Exercise details:
The data must be returned in full and exactly as given.

Input records:
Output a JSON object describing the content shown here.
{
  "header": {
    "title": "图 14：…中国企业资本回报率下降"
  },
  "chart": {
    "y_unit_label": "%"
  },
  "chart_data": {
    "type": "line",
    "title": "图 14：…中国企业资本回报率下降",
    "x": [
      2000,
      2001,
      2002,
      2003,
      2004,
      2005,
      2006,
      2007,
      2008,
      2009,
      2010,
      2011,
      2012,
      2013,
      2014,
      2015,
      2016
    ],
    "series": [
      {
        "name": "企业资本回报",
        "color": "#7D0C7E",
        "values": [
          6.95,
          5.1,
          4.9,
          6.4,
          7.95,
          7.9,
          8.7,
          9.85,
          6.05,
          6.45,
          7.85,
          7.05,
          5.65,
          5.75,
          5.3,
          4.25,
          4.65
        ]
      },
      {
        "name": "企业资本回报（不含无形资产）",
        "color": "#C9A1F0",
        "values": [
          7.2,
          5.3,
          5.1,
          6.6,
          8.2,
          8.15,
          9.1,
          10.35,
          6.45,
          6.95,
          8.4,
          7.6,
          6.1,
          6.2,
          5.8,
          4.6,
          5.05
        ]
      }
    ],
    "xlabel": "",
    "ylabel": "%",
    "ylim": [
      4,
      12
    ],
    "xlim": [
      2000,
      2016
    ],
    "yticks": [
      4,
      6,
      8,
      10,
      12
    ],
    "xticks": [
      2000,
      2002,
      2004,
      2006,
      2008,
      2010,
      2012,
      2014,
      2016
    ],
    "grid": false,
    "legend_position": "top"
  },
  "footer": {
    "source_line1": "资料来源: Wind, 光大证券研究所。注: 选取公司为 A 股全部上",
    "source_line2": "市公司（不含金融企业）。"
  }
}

The solution:
Output a JSON object describing the content shown here.
{
  "header": {
    "title": "图 14：…中国企业资本回报率下降"
  },
  "chart": {
    "y_unit_label": "%"
  },
  "chart_data": {
    "type": "line",
    "title": "图 14：…中国企业资本回报率下降",
    "x": [
      2000,
      2001,
      2002,
      2003,
      2004,
      2005,
      2006,
      2007,
      2008,
      2009,
      2010,
      2011,
      2012,
      2013,
      2014,
      2015,
      2016
    ],
    "series": [
      {
        "name": "企业资本回报",
        "color": "#7D0C7E",
        "values": [
          6.95,
          5.1,
          4.9,
          6.4,
          7.95,
          7.9,
          8.7,
          9.85,
          6.05,
          6.45,
          7.85,
          7.05,
          5.65,
          5.75,
          5.3,
          4.25,
          4.65
        ]
      },
      {
        "name": "企业资本回报（不含无形资产）",
        "color": "#C9A1F0",
        "values": [
          7.2,
          5.3,
          5.1,
          6.6,
          8.2,
          8.15,
          9.1,
          10.35,
          6.45,
          6.95,
          8.4,
          7.6,
          6.1,
          6.2,
          5.8,
          4.6,
          5.05
        ]
      }
    ],
    "xlabel": "",
    "ylabel": "%",
    "ylim": [
      4,
      12
    ],
    "xlim": [
      2000,
      2016
    ],
    "yticks": [
      4,
      6,
      8,
      10,
      12
    ],
    "xticks": [
      2000,
      2002,
      2004,
      2006,
      2008,
      2010,
      2012,
      2014,
      2016
    ],
    "grid": false,
    "legend_position": "top"
  },
  "footer": {
    "source_line1": "资料来源: Wind, 光大证券研究所。注: 选取公司为 A 股全部上",
    "source_line2": "市公司（不含金融企业）。"
  }
}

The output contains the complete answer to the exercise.